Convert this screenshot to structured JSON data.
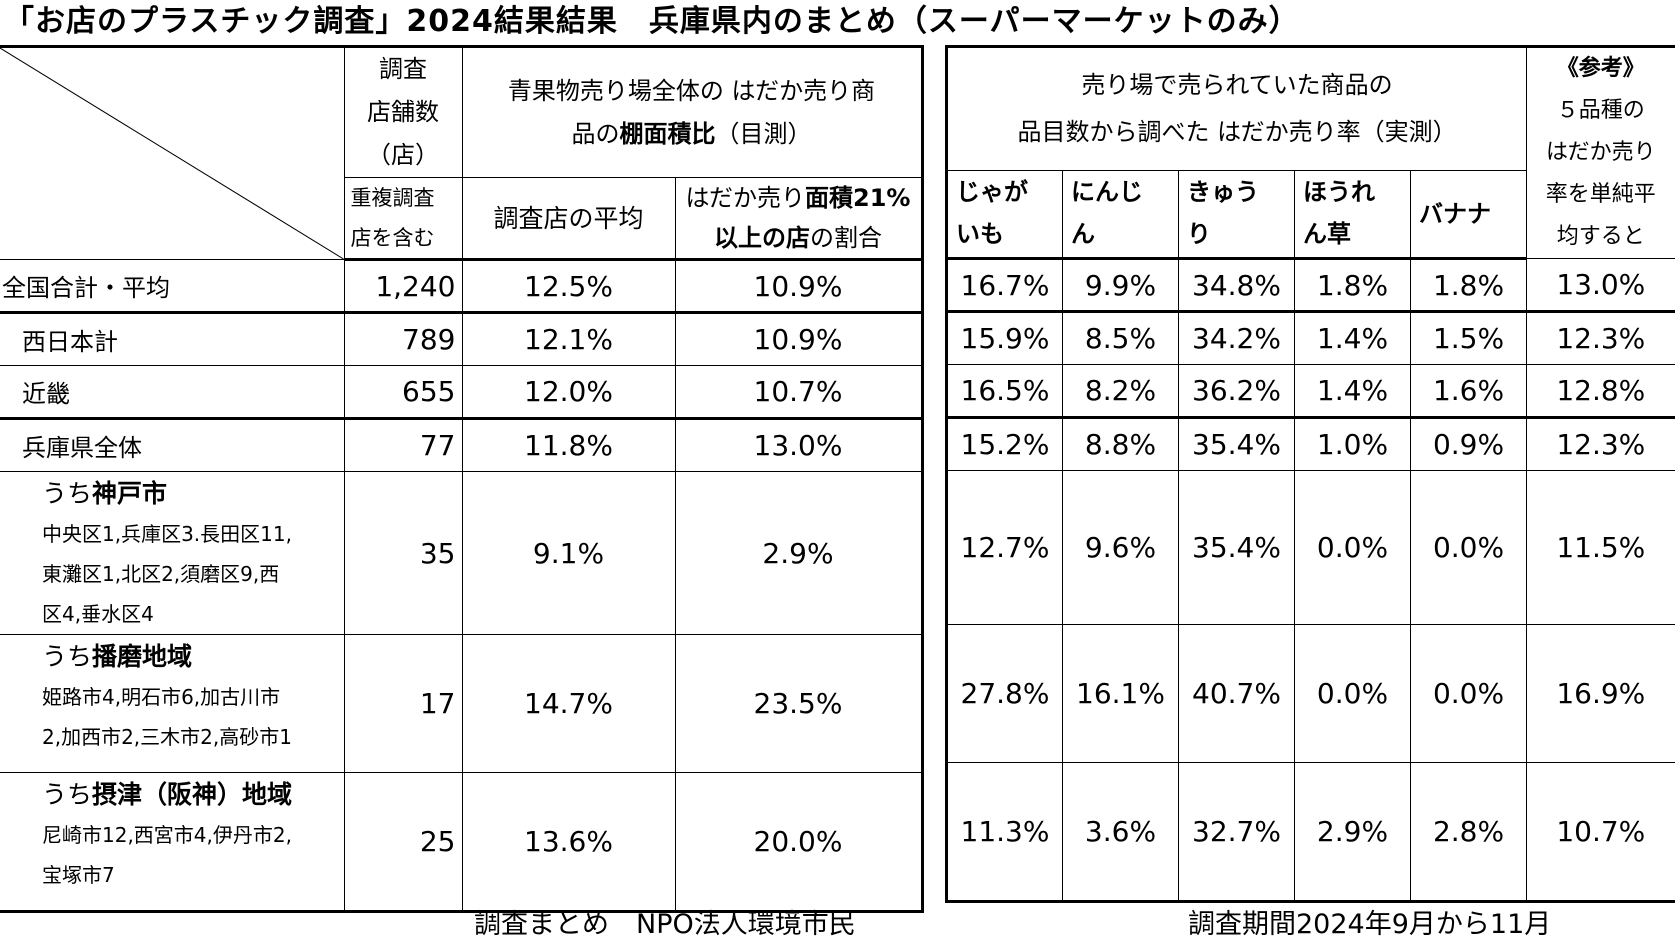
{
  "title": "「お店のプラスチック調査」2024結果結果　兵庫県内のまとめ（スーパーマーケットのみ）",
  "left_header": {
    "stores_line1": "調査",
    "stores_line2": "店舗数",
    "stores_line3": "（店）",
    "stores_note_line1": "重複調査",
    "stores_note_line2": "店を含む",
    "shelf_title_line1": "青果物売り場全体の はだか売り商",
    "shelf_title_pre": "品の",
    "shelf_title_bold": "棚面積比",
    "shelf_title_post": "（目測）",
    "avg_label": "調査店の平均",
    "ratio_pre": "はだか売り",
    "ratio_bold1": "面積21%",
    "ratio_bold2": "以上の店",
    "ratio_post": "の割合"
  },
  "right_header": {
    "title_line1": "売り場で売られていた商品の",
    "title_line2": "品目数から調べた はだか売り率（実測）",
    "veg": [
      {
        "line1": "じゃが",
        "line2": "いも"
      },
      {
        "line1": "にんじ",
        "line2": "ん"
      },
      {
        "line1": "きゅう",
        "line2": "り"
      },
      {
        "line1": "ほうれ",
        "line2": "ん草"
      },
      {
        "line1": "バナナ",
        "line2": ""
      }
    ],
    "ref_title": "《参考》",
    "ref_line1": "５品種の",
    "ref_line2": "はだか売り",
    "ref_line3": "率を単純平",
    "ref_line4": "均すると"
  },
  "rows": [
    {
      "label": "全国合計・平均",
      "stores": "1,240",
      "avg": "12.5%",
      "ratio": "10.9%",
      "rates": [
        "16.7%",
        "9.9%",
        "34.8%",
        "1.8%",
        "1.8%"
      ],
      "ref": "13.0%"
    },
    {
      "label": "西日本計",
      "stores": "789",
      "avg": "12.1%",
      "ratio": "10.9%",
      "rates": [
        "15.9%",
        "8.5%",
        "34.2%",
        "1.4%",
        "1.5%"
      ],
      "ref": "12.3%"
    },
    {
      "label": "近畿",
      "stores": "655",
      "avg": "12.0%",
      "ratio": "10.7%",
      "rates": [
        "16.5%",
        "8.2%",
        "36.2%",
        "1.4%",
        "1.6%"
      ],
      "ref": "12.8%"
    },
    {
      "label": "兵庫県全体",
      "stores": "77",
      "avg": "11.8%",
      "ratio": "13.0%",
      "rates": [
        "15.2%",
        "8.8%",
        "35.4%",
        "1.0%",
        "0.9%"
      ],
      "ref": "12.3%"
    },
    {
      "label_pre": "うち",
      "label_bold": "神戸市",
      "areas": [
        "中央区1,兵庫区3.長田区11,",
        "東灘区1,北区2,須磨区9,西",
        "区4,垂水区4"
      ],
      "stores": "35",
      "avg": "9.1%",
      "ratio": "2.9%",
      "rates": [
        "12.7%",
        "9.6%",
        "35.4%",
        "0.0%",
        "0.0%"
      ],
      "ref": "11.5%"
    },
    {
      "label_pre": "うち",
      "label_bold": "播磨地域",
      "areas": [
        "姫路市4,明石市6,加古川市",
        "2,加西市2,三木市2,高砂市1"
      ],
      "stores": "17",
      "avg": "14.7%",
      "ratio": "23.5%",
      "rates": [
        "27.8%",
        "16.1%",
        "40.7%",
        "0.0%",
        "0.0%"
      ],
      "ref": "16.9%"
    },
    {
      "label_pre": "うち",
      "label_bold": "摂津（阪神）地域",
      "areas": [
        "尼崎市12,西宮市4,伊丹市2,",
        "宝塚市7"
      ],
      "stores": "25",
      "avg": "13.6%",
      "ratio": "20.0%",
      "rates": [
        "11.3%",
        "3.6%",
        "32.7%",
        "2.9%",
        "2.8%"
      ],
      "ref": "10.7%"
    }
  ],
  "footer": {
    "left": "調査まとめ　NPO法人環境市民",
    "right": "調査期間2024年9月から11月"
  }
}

...

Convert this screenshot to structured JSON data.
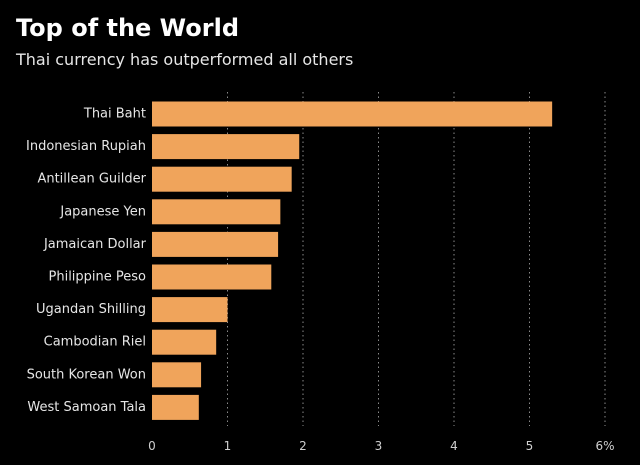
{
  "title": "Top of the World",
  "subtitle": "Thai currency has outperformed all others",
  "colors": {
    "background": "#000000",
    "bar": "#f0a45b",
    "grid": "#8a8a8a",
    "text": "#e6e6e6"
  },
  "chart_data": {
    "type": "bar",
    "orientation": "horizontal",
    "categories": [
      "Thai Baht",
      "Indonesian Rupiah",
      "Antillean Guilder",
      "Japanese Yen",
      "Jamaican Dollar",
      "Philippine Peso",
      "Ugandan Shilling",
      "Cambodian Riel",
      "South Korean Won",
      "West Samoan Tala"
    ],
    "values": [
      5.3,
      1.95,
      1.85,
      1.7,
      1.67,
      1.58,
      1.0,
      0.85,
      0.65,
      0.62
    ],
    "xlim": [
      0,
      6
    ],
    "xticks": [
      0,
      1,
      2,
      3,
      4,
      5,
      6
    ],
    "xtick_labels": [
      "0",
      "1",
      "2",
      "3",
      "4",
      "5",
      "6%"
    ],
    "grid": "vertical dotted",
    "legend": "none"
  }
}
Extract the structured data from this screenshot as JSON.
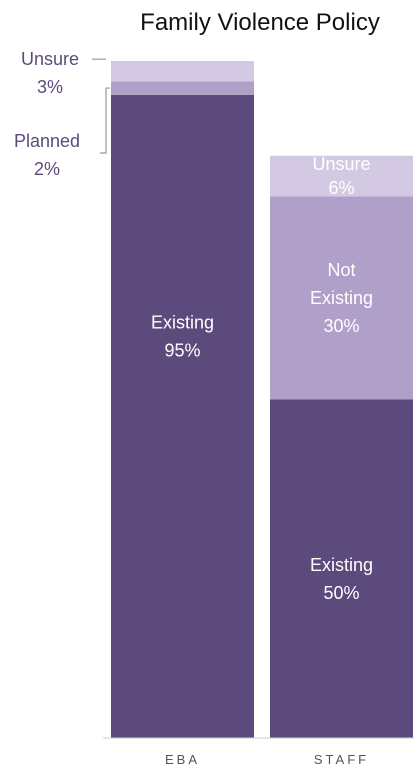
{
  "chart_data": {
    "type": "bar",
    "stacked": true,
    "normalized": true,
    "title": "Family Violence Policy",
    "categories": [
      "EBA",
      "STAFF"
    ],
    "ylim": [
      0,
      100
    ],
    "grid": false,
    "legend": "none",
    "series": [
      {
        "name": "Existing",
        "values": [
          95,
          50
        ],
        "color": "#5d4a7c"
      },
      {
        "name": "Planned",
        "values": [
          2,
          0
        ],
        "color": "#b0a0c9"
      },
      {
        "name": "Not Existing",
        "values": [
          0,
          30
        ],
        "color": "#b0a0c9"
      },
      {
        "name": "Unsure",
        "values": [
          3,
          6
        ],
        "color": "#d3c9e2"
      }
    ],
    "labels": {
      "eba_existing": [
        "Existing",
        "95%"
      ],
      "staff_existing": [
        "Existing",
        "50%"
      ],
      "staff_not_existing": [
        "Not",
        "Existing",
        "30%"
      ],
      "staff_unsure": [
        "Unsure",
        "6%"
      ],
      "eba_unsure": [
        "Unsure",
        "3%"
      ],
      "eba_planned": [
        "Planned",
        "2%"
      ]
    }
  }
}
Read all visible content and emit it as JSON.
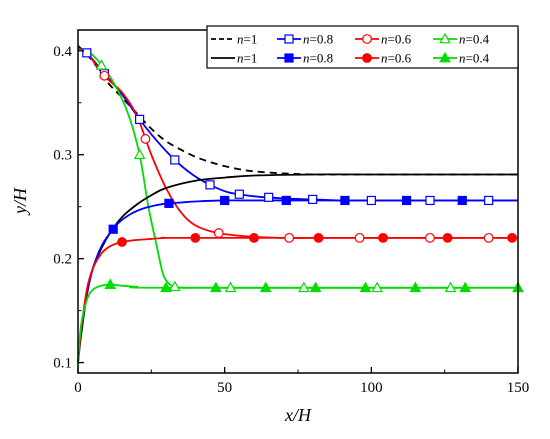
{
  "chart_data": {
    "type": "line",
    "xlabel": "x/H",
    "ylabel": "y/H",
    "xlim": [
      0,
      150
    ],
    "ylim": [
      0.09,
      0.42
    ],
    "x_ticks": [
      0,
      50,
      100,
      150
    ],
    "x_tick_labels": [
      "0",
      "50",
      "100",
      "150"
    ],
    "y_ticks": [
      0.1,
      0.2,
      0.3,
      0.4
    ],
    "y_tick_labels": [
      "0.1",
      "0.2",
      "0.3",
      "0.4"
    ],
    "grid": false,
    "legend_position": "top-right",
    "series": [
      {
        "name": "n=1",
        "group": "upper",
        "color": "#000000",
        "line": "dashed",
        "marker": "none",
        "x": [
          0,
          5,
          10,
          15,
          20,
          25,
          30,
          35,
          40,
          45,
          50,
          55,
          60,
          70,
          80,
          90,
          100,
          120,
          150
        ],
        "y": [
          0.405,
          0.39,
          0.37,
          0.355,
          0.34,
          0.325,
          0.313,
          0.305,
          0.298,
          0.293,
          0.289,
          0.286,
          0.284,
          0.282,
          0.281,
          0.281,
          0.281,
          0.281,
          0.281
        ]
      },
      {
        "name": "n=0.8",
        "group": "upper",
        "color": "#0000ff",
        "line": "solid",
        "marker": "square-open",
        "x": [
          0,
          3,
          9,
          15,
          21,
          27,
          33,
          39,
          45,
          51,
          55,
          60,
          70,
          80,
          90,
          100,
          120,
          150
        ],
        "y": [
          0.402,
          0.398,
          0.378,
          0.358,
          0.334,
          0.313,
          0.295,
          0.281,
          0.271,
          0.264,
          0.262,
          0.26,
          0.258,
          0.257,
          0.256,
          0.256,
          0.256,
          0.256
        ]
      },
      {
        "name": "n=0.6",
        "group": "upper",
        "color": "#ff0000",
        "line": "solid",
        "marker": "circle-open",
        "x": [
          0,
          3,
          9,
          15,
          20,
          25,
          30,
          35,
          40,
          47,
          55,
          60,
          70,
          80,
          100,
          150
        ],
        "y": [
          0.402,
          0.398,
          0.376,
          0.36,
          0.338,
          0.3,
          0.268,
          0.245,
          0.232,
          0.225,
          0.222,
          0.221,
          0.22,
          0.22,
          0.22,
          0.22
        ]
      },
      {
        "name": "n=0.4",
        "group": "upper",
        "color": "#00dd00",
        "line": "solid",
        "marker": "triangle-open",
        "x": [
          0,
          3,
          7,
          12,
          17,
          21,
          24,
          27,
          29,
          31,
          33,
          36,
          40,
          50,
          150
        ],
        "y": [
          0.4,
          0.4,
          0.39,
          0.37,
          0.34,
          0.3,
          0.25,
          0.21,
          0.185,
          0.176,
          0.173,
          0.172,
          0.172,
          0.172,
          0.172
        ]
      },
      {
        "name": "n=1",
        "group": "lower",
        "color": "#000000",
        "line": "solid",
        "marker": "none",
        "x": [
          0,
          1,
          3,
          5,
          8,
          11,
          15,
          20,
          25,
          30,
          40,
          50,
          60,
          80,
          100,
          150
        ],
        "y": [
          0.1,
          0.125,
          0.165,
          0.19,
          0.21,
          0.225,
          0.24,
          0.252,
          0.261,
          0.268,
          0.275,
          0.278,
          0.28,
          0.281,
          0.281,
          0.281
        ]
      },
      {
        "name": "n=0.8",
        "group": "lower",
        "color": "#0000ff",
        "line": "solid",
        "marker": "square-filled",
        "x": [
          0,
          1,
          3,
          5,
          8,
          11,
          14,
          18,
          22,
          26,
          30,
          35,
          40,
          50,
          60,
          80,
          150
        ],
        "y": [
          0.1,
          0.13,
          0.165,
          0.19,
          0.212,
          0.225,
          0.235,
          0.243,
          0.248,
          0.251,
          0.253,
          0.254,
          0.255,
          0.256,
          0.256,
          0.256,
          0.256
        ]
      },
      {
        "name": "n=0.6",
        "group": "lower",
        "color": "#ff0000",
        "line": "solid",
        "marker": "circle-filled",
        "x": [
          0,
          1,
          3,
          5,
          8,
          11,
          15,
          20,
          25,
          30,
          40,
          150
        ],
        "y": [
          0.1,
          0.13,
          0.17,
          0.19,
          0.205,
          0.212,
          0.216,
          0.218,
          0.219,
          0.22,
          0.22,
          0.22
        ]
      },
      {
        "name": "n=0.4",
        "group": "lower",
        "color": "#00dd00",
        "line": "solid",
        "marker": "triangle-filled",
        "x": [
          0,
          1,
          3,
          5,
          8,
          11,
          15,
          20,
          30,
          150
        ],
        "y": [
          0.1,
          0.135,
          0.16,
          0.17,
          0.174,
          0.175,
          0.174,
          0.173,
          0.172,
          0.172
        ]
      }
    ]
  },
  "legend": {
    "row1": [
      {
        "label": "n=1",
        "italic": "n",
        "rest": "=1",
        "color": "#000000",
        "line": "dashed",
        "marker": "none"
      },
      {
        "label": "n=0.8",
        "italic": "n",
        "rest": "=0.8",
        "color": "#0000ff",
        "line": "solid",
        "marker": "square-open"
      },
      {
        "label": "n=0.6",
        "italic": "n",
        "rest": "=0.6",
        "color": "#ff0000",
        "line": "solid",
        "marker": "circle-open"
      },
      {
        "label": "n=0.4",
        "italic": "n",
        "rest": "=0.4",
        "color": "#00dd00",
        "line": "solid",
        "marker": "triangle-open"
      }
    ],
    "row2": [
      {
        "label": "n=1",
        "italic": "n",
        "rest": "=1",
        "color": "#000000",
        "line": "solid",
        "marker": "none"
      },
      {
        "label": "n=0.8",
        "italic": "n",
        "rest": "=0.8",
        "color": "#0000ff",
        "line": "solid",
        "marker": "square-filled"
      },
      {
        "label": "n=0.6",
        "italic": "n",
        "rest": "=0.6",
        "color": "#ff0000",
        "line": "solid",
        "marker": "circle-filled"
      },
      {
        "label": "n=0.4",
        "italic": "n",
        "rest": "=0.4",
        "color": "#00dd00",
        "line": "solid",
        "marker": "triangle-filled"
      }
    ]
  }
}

...

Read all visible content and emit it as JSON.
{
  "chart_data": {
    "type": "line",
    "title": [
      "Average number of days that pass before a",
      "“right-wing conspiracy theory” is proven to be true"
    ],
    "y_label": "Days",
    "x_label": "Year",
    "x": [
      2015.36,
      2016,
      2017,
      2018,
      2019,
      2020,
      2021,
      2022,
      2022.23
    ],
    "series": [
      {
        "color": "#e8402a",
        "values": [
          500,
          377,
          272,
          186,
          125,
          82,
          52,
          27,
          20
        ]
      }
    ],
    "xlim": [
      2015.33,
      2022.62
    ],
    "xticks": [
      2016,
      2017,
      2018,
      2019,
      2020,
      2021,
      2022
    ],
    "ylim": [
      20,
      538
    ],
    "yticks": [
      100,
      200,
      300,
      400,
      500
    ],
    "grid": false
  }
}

### To do
In the listing, find every line with the word "Thai" and state how many there are, nothing more.

### Written response
2